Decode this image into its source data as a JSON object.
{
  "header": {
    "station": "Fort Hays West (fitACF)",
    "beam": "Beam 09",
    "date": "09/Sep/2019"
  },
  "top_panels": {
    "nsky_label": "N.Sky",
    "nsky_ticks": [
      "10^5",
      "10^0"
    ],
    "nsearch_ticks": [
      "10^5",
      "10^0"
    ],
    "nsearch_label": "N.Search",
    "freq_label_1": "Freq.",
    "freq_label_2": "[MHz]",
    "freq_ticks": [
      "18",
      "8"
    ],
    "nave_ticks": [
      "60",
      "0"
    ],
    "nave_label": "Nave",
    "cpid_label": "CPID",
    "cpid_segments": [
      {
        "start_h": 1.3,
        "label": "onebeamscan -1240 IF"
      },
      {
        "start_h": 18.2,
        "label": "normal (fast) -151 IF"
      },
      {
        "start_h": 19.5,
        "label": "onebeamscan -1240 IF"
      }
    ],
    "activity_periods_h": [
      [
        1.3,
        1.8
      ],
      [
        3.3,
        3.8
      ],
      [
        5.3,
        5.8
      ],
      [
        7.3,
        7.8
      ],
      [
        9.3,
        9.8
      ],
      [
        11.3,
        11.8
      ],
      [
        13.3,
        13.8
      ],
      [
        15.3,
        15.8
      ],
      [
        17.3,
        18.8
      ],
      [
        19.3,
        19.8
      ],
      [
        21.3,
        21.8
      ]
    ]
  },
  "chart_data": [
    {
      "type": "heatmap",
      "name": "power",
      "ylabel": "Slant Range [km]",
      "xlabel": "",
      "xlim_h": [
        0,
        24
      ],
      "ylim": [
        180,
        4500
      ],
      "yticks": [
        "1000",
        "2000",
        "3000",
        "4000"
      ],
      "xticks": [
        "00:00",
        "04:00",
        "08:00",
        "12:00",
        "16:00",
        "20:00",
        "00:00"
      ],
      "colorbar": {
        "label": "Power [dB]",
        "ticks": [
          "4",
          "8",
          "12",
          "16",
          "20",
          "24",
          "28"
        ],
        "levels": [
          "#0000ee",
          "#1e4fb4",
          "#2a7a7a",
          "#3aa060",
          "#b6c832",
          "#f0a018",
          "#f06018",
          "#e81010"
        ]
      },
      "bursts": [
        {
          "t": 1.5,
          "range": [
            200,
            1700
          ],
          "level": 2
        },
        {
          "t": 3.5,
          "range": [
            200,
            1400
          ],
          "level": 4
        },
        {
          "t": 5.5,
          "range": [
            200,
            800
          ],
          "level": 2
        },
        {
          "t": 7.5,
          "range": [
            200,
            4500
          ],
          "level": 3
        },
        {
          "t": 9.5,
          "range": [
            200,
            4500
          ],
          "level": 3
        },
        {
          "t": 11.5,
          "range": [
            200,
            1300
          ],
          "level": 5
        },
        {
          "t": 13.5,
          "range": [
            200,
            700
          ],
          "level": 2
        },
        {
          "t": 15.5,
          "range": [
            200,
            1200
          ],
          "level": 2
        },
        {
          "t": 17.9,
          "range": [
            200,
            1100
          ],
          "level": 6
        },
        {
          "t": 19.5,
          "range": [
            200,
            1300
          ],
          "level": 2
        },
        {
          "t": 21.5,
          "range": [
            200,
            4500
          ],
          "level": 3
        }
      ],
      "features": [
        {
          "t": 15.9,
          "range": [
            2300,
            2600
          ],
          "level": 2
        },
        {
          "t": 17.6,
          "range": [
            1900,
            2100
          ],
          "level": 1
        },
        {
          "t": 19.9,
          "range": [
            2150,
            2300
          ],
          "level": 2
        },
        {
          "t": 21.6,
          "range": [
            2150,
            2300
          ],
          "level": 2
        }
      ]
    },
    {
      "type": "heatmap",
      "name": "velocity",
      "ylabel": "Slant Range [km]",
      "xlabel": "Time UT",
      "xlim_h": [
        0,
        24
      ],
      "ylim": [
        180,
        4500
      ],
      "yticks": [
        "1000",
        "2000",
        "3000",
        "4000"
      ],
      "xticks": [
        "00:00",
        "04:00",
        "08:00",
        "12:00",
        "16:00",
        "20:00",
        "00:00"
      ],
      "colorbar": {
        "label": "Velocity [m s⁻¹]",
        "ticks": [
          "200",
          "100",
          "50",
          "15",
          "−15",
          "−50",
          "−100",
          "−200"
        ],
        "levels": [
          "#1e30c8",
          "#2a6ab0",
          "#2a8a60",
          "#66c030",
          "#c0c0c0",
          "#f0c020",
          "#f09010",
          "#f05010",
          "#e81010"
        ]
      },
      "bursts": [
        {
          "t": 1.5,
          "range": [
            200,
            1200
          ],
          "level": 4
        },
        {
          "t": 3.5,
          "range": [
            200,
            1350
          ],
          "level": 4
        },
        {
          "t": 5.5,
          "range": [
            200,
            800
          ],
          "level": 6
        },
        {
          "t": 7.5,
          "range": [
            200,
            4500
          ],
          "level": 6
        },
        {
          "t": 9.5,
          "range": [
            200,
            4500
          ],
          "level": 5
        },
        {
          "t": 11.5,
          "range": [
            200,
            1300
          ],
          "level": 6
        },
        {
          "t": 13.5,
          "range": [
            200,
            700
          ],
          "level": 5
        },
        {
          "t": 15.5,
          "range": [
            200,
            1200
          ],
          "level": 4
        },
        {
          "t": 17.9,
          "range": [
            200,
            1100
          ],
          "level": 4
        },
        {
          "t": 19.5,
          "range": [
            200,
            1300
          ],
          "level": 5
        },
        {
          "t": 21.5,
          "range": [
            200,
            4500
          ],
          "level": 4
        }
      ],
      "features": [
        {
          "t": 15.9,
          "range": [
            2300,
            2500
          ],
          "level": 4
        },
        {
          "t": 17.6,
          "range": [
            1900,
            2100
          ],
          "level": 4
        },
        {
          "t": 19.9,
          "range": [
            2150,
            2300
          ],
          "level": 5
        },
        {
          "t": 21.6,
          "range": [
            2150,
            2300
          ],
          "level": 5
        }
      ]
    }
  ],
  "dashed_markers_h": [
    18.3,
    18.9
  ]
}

→ **WHAT THE TASK ASKS**:
Print the records once more, exactly as they were given.

→ **TASK ANSWER**:
Decode this image into its source data as a JSON object.
{
  "header": {
    "station": "Fort Hays West (fitACF)",
    "beam": "Beam 09",
    "date": "09/Sep/2019"
  },
  "top_panels": {
    "nsky_label": "N.Sky",
    "nsky_ticks": [
      "10^5",
      "10^0"
    ],
    "nsearch_ticks": [
      "10^5",
      "10^0"
    ],
    "nsearch_label": "N.Search",
    "freq_label_1": "Freq.",
    "freq_label_2": "[MHz]",
    "freq_ticks": [
      "18",
      "8"
    ],
    "nave_ticks": [
      "60",
      "0"
    ],
    "nave_label": "Nave",
    "cpid_label": "CPID",
    "cpid_segments": [
      {
        "start_h": 1.3,
        "label": "onebeamscan -1240 IF"
      },
      {
        "start_h": 18.2,
        "label": "normal (fast) -151 IF"
      },
      {
        "start_h": 19.5,
        "label": "onebeamscan -1240 IF"
      }
    ],
    "activity_periods_h": [
      [
        1.3,
        1.8
      ],
      [
        3.3,
        3.8
      ],
      [
        5.3,
        5.8
      ],
      [
        7.3,
        7.8
      ],
      [
        9.3,
        9.8
      ],
      [
        11.3,
        11.8
      ],
      [
        13.3,
        13.8
      ],
      [
        15.3,
        15.8
      ],
      [
        17.3,
        18.8
      ],
      [
        19.3,
        19.8
      ],
      [
        21.3,
        21.8
      ]
    ]
  },
  "chart_data": [
    {
      "type": "heatmap",
      "name": "power",
      "ylabel": "Slant Range [km]",
      "xlabel": "",
      "xlim_h": [
        0,
        24
      ],
      "ylim": [
        180,
        4500
      ],
      "yticks": [
        "1000",
        "2000",
        "3000",
        "4000"
      ],
      "xticks": [
        "00:00",
        "04:00",
        "08:00",
        "12:00",
        "16:00",
        "20:00",
        "00:00"
      ],
      "colorbar": {
        "label": "Power [dB]",
        "ticks": [
          "4",
          "8",
          "12",
          "16",
          "20",
          "24",
          "28"
        ],
        "levels": [
          "#0000ee",
          "#1e4fb4",
          "#2a7a7a",
          "#3aa060",
          "#b6c832",
          "#f0a018",
          "#f06018",
          "#e81010"
        ]
      },
      "bursts": [
        {
          "t": 1.5,
          "range": [
            200,
            1700
          ],
          "level": 2
        },
        {
          "t": 3.5,
          "range": [
            200,
            1400
          ],
          "level": 4
        },
        {
          "t": 5.5,
          "range": [
            200,
            800
          ],
          "level": 2
        },
        {
          "t": 7.5,
          "range": [
            200,
            4500
          ],
          "level": 3
        },
        {
          "t": 9.5,
          "range": [
            200,
            4500
          ],
          "level": 3
        },
        {
          "t": 11.5,
          "range": [
            200,
            1300
          ],
          "level": 5
        },
        {
          "t": 13.5,
          "range": [
            200,
            700
          ],
          "level": 2
        },
        {
          "t": 15.5,
          "range": [
            200,
            1200
          ],
          "level": 2
        },
        {
          "t": 17.9,
          "range": [
            200,
            1100
          ],
          "level": 6
        },
        {
          "t": 19.5,
          "range": [
            200,
            1300
          ],
          "level": 2
        },
        {
          "t": 21.5,
          "range": [
            200,
            4500
          ],
          "level": 3
        }
      ],
      "features": [
        {
          "t": 15.9,
          "range": [
            2300,
            2600
          ],
          "level": 2
        },
        {
          "t": 17.6,
          "range": [
            1900,
            2100
          ],
          "level": 1
        },
        {
          "t": 19.9,
          "range": [
            2150,
            2300
          ],
          "level": 2
        },
        {
          "t": 21.6,
          "range": [
            2150,
            2300
          ],
          "level": 2
        }
      ]
    },
    {
      "type": "heatmap",
      "name": "velocity",
      "ylabel": "Slant Range [km]",
      "xlabel": "Time UT",
      "xlim_h": [
        0,
        24
      ],
      "ylim": [
        180,
        4500
      ],
      "yticks": [
        "1000",
        "2000",
        "3000",
        "4000"
      ],
      "xticks": [
        "00:00",
        "04:00",
        "08:00",
        "12:00",
        "16:00",
        "20:00",
        "00:00"
      ],
      "colorbar": {
        "label": "Velocity [m s⁻¹]",
        "ticks": [
          "200",
          "100",
          "50",
          "15",
          "−15",
          "−50",
          "−100",
          "−200"
        ],
        "levels": [
          "#1e30c8",
          "#2a6ab0",
          "#2a8a60",
          "#66c030",
          "#c0c0c0",
          "#f0c020",
          "#f09010",
          "#f05010",
          "#e81010"
        ]
      },
      "bursts": [
        {
          "t": 1.5,
          "range": [
            200,
            1200
          ],
          "level": 4
        },
        {
          "t": 3.5,
          "range": [
            200,
            1350
          ],
          "level": 4
        },
        {
          "t": 5.5,
          "range": [
            200,
            800
          ],
          "level": 6
        },
        {
          "t": 7.5,
          "range": [
            200,
            4500
          ],
          "level": 6
        },
        {
          "t": 9.5,
          "range": [
            200,
            4500
          ],
          "level": 5
        },
        {
          "t": 11.5,
          "range": [
            200,
            1300
          ],
          "level": 6
        },
        {
          "t": 13.5,
          "range": [
            200,
            700
          ],
          "level": 5
        },
        {
          "t": 15.5,
          "range": [
            200,
            1200
          ],
          "level": 4
        },
        {
          "t": 17.9,
          "range": [
            200,
            1100
          ],
          "level": 4
        },
        {
          "t": 19.5,
          "range": [
            200,
            1300
          ],
          "level": 5
        },
        {
          "t": 21.5,
          "range": [
            200,
            4500
          ],
          "level": 4
        }
      ],
      "features": [
        {
          "t": 15.9,
          "range": [
            2300,
            2500
          ],
          "level": 4
        },
        {
          "t": 17.6,
          "range": [
            1900,
            2100
          ],
          "level": 4
        },
        {
          "t": 19.9,
          "range": [
            2150,
            2300
          ],
          "level": 5
        },
        {
          "t": 21.6,
          "range": [
            2150,
            2300
          ],
          "level": 5
        }
      ]
    }
  ],
  "dashed_markers_h": [
    18.3,
    18.9
  ]
}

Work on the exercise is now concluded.